§ PROBLEM DETAILS
Where the string "Read" occurs in the material below, report the whole line.

===============

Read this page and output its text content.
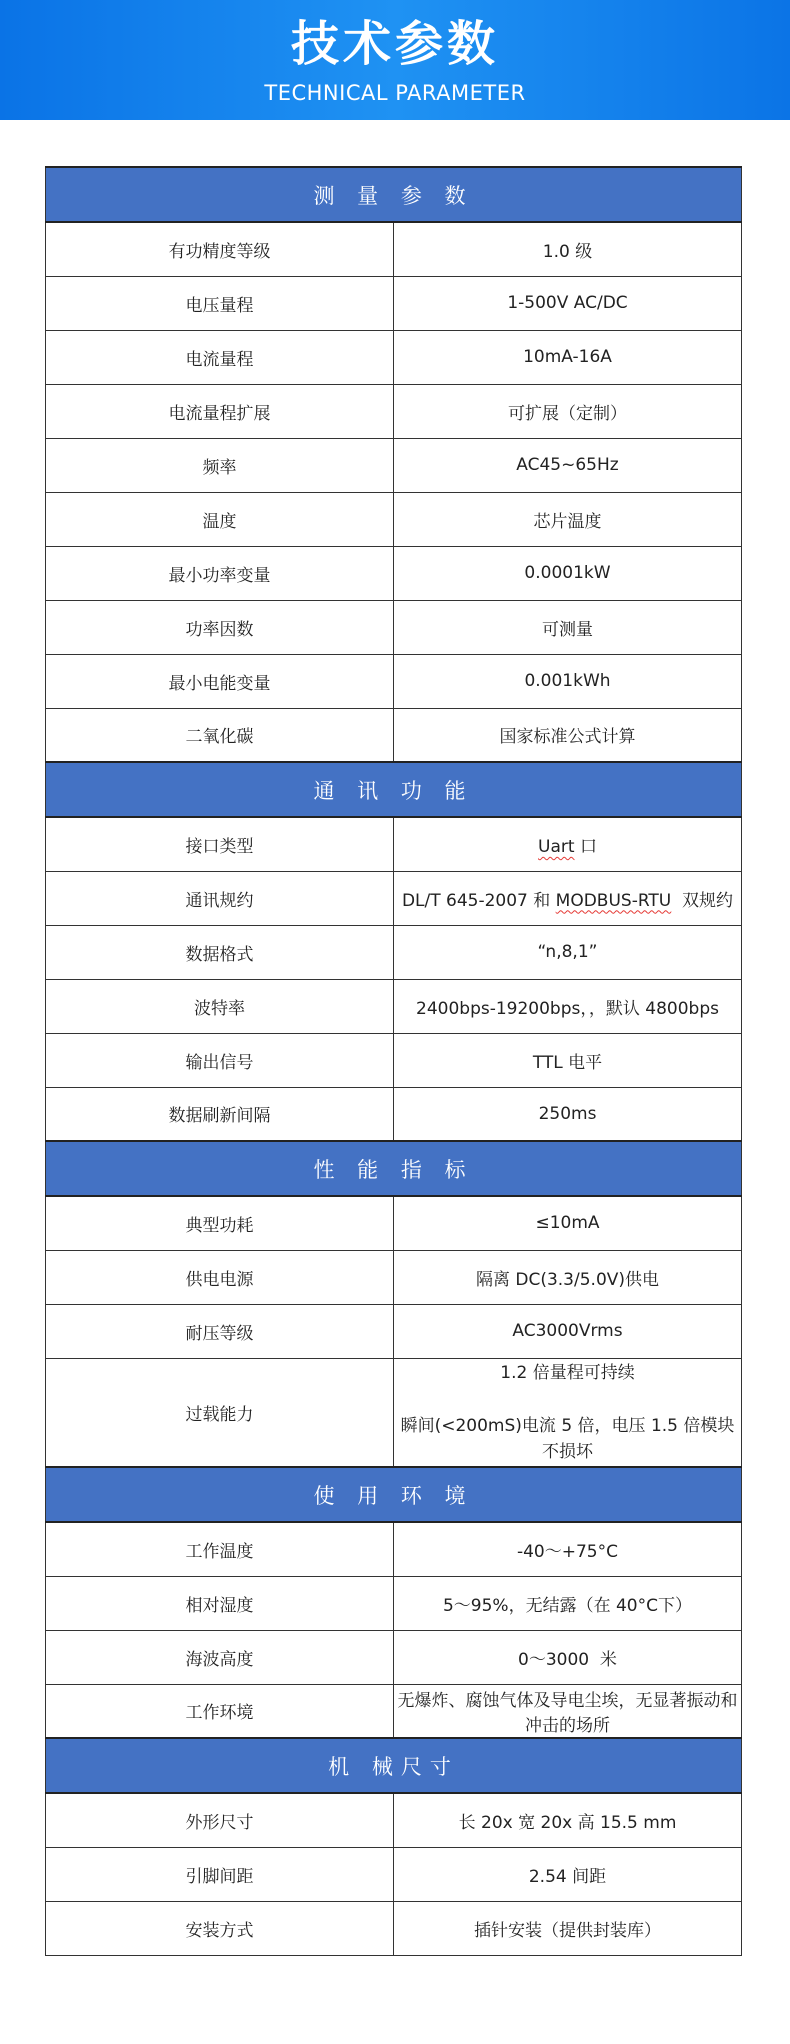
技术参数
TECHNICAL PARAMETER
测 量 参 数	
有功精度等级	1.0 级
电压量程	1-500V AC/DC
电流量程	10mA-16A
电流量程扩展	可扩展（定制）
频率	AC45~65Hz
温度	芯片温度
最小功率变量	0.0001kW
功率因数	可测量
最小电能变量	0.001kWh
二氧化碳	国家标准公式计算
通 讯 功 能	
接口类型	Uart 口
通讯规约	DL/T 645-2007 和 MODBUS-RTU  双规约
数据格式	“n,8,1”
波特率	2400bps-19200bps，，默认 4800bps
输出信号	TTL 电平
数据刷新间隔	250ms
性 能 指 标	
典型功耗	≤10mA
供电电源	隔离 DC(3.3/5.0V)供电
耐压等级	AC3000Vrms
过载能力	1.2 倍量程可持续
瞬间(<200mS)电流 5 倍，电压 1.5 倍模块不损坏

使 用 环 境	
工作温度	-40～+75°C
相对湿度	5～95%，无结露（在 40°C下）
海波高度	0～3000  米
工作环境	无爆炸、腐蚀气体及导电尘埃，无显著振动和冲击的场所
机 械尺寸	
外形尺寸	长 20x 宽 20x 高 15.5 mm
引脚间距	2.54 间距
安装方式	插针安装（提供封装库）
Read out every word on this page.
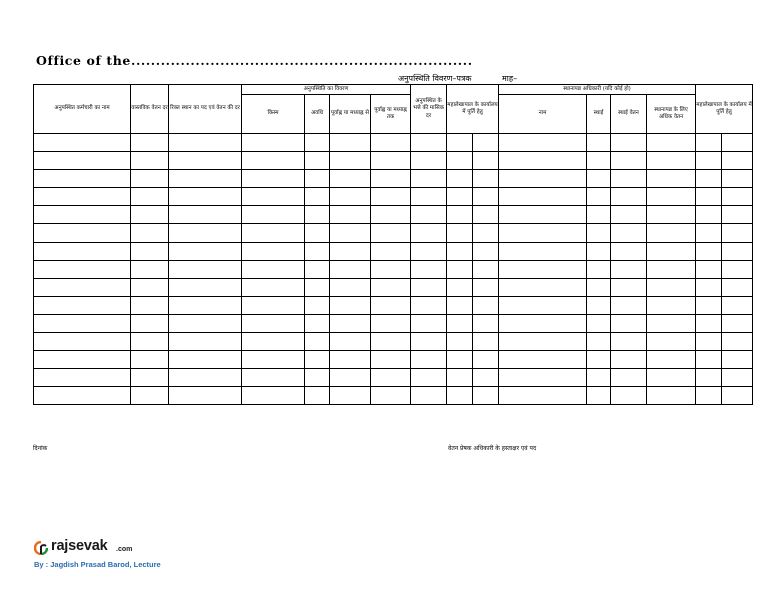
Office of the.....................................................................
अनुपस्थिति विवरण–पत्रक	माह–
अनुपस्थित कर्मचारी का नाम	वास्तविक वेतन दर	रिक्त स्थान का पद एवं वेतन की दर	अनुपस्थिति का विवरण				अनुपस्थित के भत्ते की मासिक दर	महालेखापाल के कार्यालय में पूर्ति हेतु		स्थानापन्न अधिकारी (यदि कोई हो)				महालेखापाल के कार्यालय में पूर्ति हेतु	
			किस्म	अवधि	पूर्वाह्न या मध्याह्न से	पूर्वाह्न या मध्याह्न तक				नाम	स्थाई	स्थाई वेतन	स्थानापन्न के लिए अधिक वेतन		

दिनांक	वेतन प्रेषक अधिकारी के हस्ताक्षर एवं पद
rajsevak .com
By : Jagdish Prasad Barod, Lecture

===============

§ THE RESULT
Read this page and output its text content.
Read out every word on this page.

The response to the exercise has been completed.